— Directions —
Extract the lines that hold the string "bold".

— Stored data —

^^^^^^^^^^^^^^^^

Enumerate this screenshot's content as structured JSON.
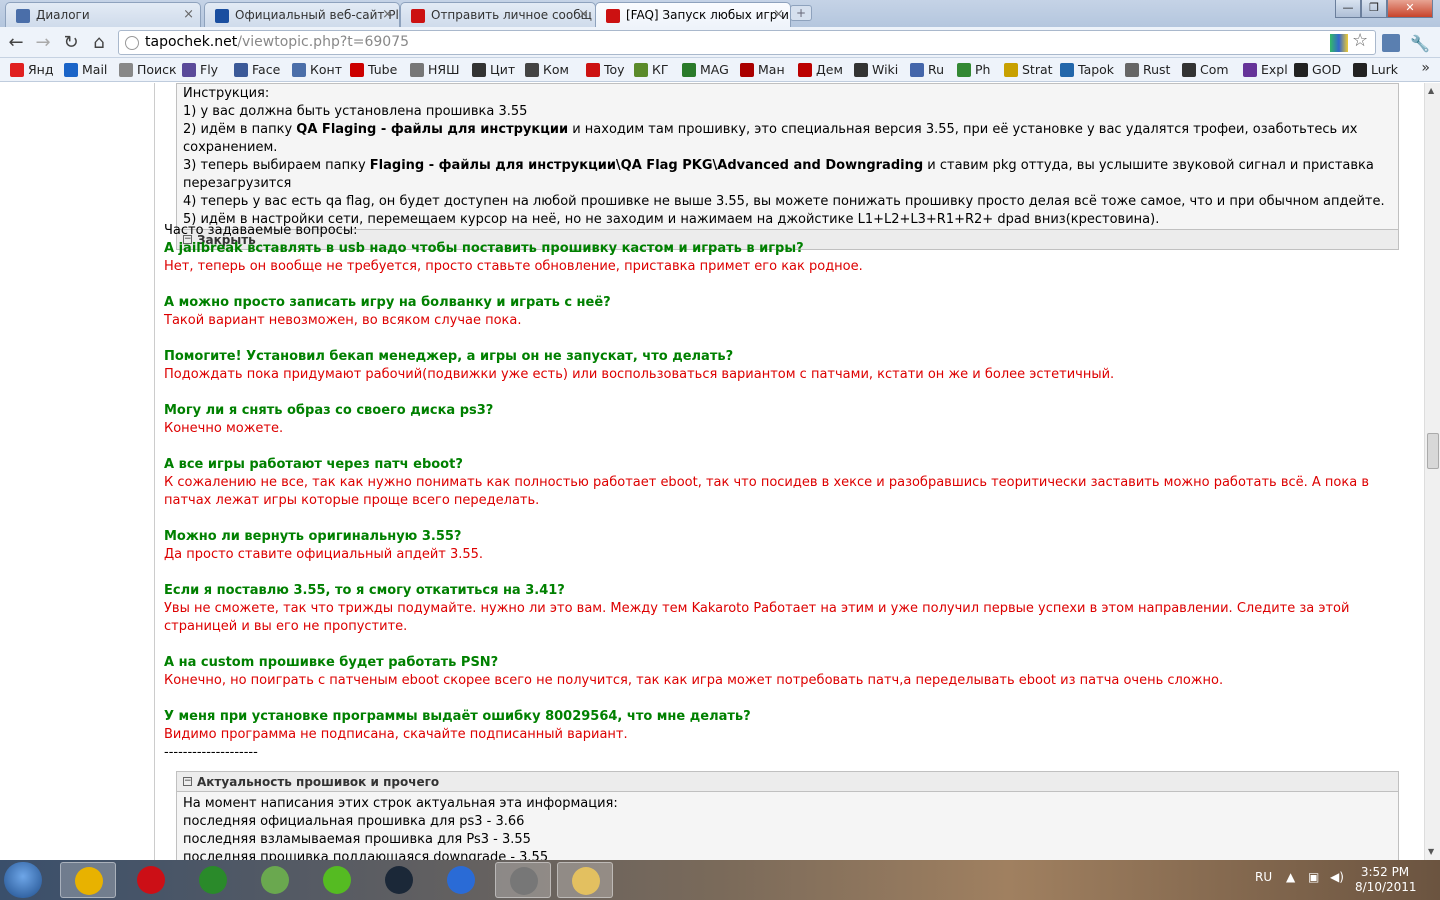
{
  "tabs": [
    {
      "label": "Диалоги",
      "icon": "vk-icon",
      "active": false
    },
    {
      "label": "Официальный веб-сайт Pl",
      "icon": "playstation-icon",
      "active": false
    },
    {
      "label": "Отправить личное сообщ",
      "icon": "tapochek-icon",
      "active": false
    },
    {
      "label": "[FAQ] Запуск любых игр и",
      "icon": "tapochek-icon",
      "active": true
    }
  ],
  "window_controls": {
    "minimize": "—",
    "maximize": "❐",
    "close": "✕"
  },
  "toolbar": {
    "url_host": "tapochek.net",
    "url_path": "/viewtopic.php?t=69075"
  },
  "bookmarks": [
    {
      "label": "Янд",
      "icon": "yandex-icon",
      "color": "#e02020"
    },
    {
      "label": "Mail",
      "icon": "mail-icon",
      "color": "#1a64c8"
    },
    {
      "label": "Поиск",
      "icon": "search-icon",
      "color": "#888888"
    },
    {
      "label": "Fly",
      "icon": "fly-icon",
      "color": "#5a4a9a"
    },
    {
      "label": "Face",
      "icon": "facebook-icon",
      "color": "#3b5998"
    },
    {
      "label": "Конт",
      "icon": "vk-icon",
      "color": "#4a6ea9"
    },
    {
      "label": "Tube",
      "icon": "youtube-icon",
      "color": "#cc0000"
    },
    {
      "label": "НЯШ",
      "icon": "nyash-icon",
      "color": "#777777"
    },
    {
      "label": "Цит",
      "icon": "quote-icon",
      "color": "#333333"
    },
    {
      "label": "Ком",
      "icon": "comics-icon",
      "color": "#444444"
    },
    {
      "label": "Toy",
      "icon": "tapochek-icon",
      "color": "#cc1111"
    },
    {
      "label": "КГ",
      "icon": "kg-icon",
      "color": "#5a8a2a"
    },
    {
      "label": "MAG",
      "icon": "gmi-icon",
      "color": "#2a7a2a"
    },
    {
      "label": "Ман",
      "icon": "manga-icon",
      "color": "#aa0000"
    },
    {
      "label": "Дем",
      "icon": "dem-icon",
      "color": "#bb0000"
    },
    {
      "label": "Wiki",
      "icon": "wikipedia-icon",
      "color": "#333333"
    },
    {
      "label": "Ru",
      "icon": "ru-icon",
      "color": "#4466aa"
    },
    {
      "label": "Ph",
      "icon": "ph-icon",
      "color": "#338833"
    },
    {
      "label": "Strat",
      "icon": "trophy-icon",
      "color": "#c8a000"
    },
    {
      "label": "Tapok",
      "icon": "tapok-icon",
      "color": "#2266aa"
    },
    {
      "label": "Rust",
      "icon": "rust-icon",
      "color": "#666666"
    },
    {
      "label": "Com",
      "icon": "comment-icon",
      "color": "#333333"
    },
    {
      "label": "Expl",
      "icon": "expl-icon",
      "color": "#663399"
    },
    {
      "label": "GOD",
      "icon": "god-icon",
      "color": "#222222"
    },
    {
      "label": "Lurk",
      "icon": "lurk-icon",
      "color": "#222222"
    }
  ],
  "instruction_spoiler": {
    "lines": [
      {
        "text": "Инструкция:"
      },
      {
        "text": "1) у вас должна быть установлена прошивка 3.55"
      },
      {
        "pre": "2) идём в папку ",
        "bold": "QA Flaging - файлы для инструкции",
        "post": " и находим там прошивку, это специальная версия 3.55, при её установке у вас удалятся трофеи, озаботьтесь их сохранением."
      },
      {
        "pre": "3) теперь выбираем папку ",
        "bold": "Flaging - файлы для инструкции\\QA Flag PKG\\Advanced and Downgrading",
        "post": " и ставим pkg оттуда, вы услышите звуковой сигнал и приставка перезагрузится"
      },
      {
        "text": "4) теперь у вас есть qa flag, он будет доступен на любой прошивке не выше 3.55, вы можете понижать прошивку просто делая всё тоже самое, что и при обычном апдейте."
      },
      {
        "text": "5) идём в настройки сети, перемещаем курсор на неё, но не заходим и нажимаем на джойстике L1+L2+L3+R1+R2+ dpad вниз(крестовина)."
      }
    ],
    "close_label": "Закрыть"
  },
  "faq": {
    "heading": "Часто задаваемые вопросы:",
    "items": [
      {
        "q": "А jailbreak вставлять в usb надо чтобы поставить прошивку кастом и играть в игры?",
        "a": "Нет, теперь он вообще не требуется, просто ставьте обновление, приставка примет его как родное."
      },
      {
        "q": "А можно просто записать игру на болванку и играть с неё?",
        "a": "Такой вариант невозможен, во всяком случае пока."
      },
      {
        "q": "Помогите! Установил бекап менеджер, а игры он не запускат, что делать?",
        "a": "Подождать пока придумают рабочий(подвижки уже есть) или воспользоваться вариантом с патчами, кстати он же и более эстетичный."
      },
      {
        "q": "Могу ли я снять образ со своего диска ps3?",
        "a": "Конечно можете."
      },
      {
        "q": "А все игры работают через патч eboot?",
        "a": "К сожалению не все, так как нужно понимать как полностью работает eboot, так что посидев в хексе и разобравшись теоритически заставить можно работать всё. А пока в патчах лежат игры которые проще всего переделать."
      },
      {
        "q": "Можно ли вернуть оригинальную 3.55?",
        "a": "Да просто ставите официальный апдейт 3.55."
      },
      {
        "q": "Если я поставлю 3.55, то я смогу откатиться на 3.41?",
        "a": "Увы не сможете, так что трижды подумайте. нужно ли это вам. Между тем Kakaroto Работает на этим и уже получил первые успехи в этом направлении. Следите за этой страницей и вы его не пропустите."
      },
      {
        "q": "А на custom прошивке будет работать PSN?",
        "a": "Конечно, но поиграть с патченым eboot скорее всего не получится, так как игра может потребовать патч,а переделывать eboot из патча очень сложно."
      },
      {
        "q": "У меня при установке программы выдаёт ошибку 80029564, что мне делать?",
        "a": "Видимо программа не подписана, скачайте подписанный вариант."
      }
    ],
    "separator": "--------------------"
  },
  "actuality_spoiler": {
    "title": "Актуальность прошивок и прочего",
    "lines": [
      "На момент написания этих строк актуальная эта информация:",
      "последняя официальная прошивка для ps3 - 3.66",
      "последняя взламываемая прошивка для Ps3 - 3.55",
      "последняя прошивка поддающаяся downgrade - 3.55"
    ]
  },
  "taskbar": {
    "apps": [
      {
        "name": "chrome-taskbar-button",
        "icon": "chrome-icon",
        "color": "#e8b200",
        "active": true
      },
      {
        "name": "opera-taskbar-button",
        "icon": "opera-icon",
        "color": "#cc0f16",
        "active": false
      },
      {
        "name": "utorrent-taskbar-button",
        "icon": "utorrent-icon",
        "color": "#2a8a2a",
        "active": false
      },
      {
        "name": "trash-taskbar-button",
        "icon": "recycle-bin-icon",
        "color": "#6aa84f",
        "active": false
      },
      {
        "name": "icq-taskbar-button",
        "icon": "icq-icon",
        "color": "#55bb22",
        "active": false
      },
      {
        "name": "steam-taskbar-button",
        "icon": "steam-icon",
        "color": "#1b2838",
        "active": false
      },
      {
        "name": "itunes-taskbar-button",
        "icon": "itunes-icon",
        "color": "#2a6bd6",
        "active": false
      },
      {
        "name": "app-taskbar-button",
        "icon": "app-icon",
        "color": "#777777",
        "active": true
      },
      {
        "name": "explorer-taskbar-button",
        "icon": "folder-icon",
        "color": "#e3c060",
        "active": true
      }
    ],
    "lang": "RU",
    "time": "3:52 PM",
    "date": "8/10/2011"
  }
}
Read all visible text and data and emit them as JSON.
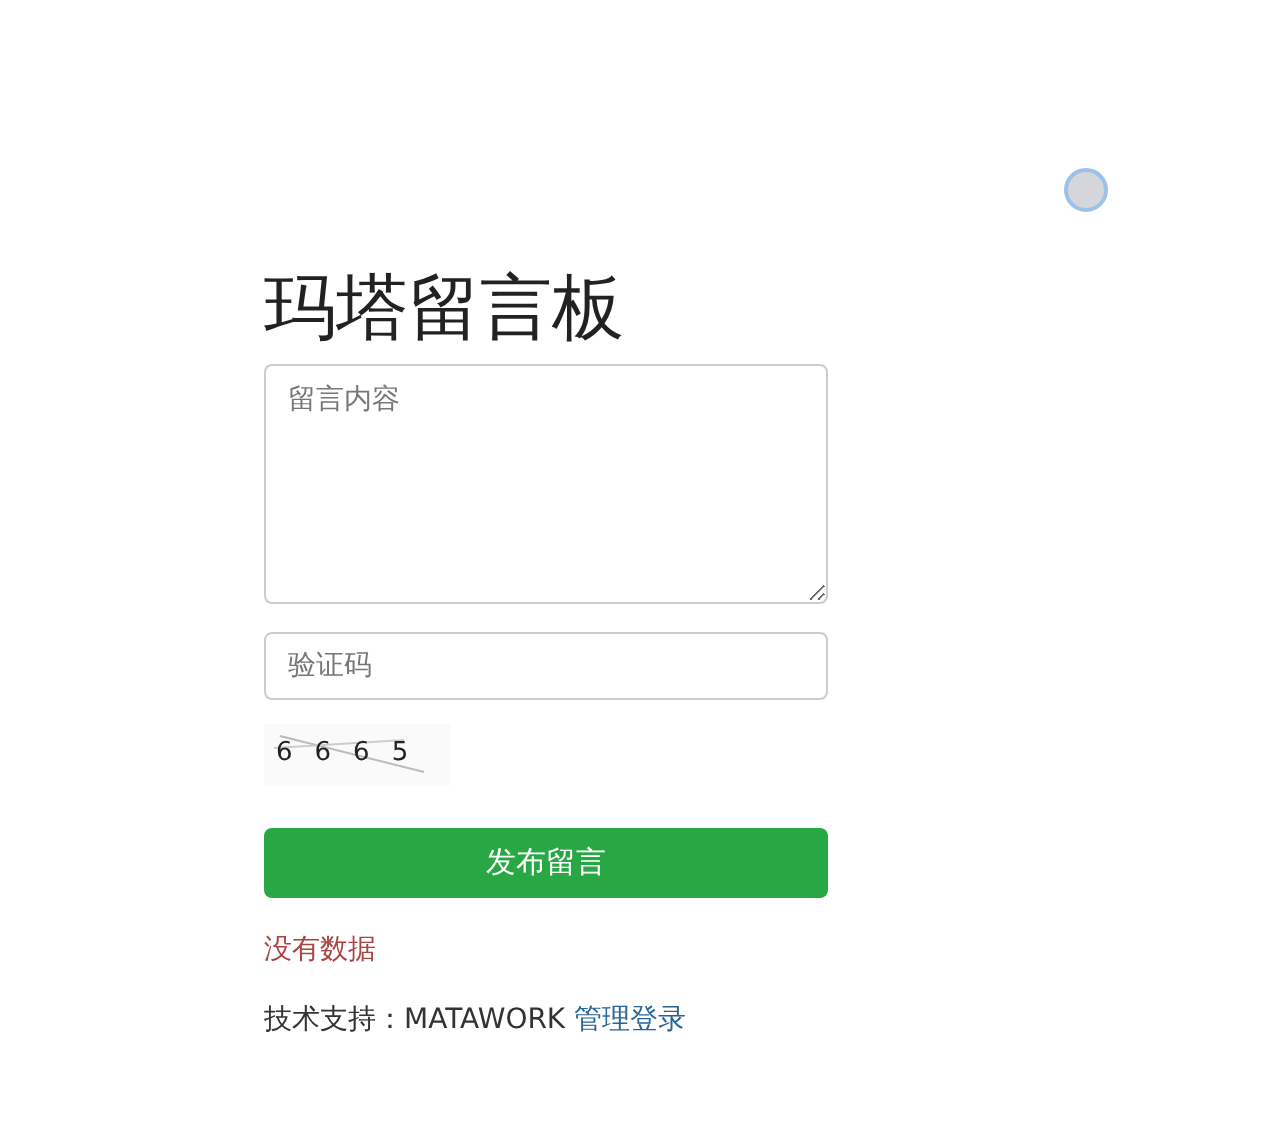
{
  "title": "玛塔留言板",
  "message_field": {
    "placeholder": "留言内容"
  },
  "captcha_field": {
    "placeholder": "验证码"
  },
  "captcha_image": {
    "text": "6665"
  },
  "submit_button": {
    "label": "发布留言"
  },
  "empty_notice": "没有数据",
  "footer": {
    "text": "技术支持：MATAWORK",
    "link": "管理登录"
  }
}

^^^^^^^^^^^^^^^^

— Answer —
        "bold": "QA Flaging - файлы для инструкции",
        "bold": "Flaging - файлы для инструкции\\QA Flag PKG\\Advanced and Downgrading",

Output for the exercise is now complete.